Assignment -> For the listing below, count the lines that contain "onset" and report only the number.

Exercise material ->
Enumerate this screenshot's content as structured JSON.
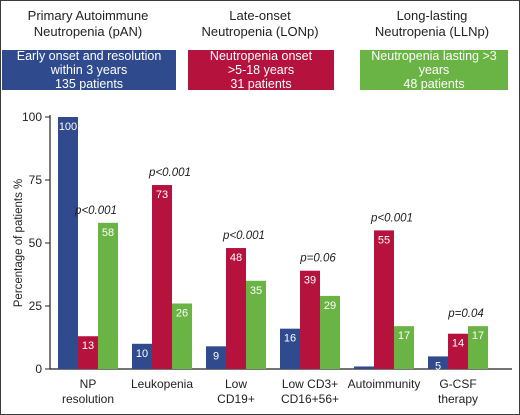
{
  "groups": [
    {
      "title_line1": "Primary Autoimmune",
      "title_line2": "Neutropenia (pAN)",
      "box_line1": "Early onset and resolution",
      "box_line2": "within 3 years",
      "box_line3": "135 patients",
      "color": "#2f4a8d"
    },
    {
      "title_line1": "Late-onset",
      "title_line2": "Neutropenia (LONp)",
      "box_line1": "Neutropenia onset",
      "box_line2": ">5-18 years",
      "box_line3": "31 patients",
      "color": "#b5123d"
    },
    {
      "title_line1": "Long-lasting",
      "title_line2": "Neutropenia (LLNp)",
      "box_line1": "Neutropenia lasting >3 years",
      "box_line2": "48 patients",
      "box_line3": "",
      "color": "#6ab445"
    }
  ],
  "chart_data": {
    "type": "bar",
    "ylabel": "Percentage of patients %",
    "ylim": [
      0,
      100
    ],
    "yticks": [
      0,
      25,
      50,
      75,
      100
    ],
    "categories": [
      {
        "line1": "NP",
        "line2": "resolution"
      },
      {
        "line1": "Leukopenia",
        "line2": ""
      },
      {
        "line1": "Low",
        "line2": "CD19+"
      },
      {
        "line1": "Low CD3+",
        "line2": "CD16+56+"
      },
      {
        "line1": "Autoimmunity",
        "line2": ""
      },
      {
        "line1": "G-CSF",
        "line2": "therapy"
      }
    ],
    "series": [
      {
        "values": [
          100,
          10,
          9,
          16,
          1,
          5
        ],
        "labels": [
          "100",
          "10",
          "9",
          "16",
          "",
          "5"
        ],
        "color": "#2f4a8d"
      },
      {
        "values": [
          13,
          73,
          48,
          39,
          55,
          14
        ],
        "labels": [
          "13",
          "73",
          "48",
          "39",
          "55",
          "14"
        ],
        "color": "#b5123d"
      },
      {
        "values": [
          58,
          26,
          35,
          29,
          17,
          17
        ],
        "labels": [
          "58",
          "26",
          "35",
          "29",
          "17",
          "17"
        ],
        "color": "#6ab445"
      }
    ],
    "annotations": [
      "p<0.001",
      "p<0.001",
      "p<0.001",
      "p=0.06",
      "p<0.001",
      "p=0.04"
    ]
  }
}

Output of the task -> 3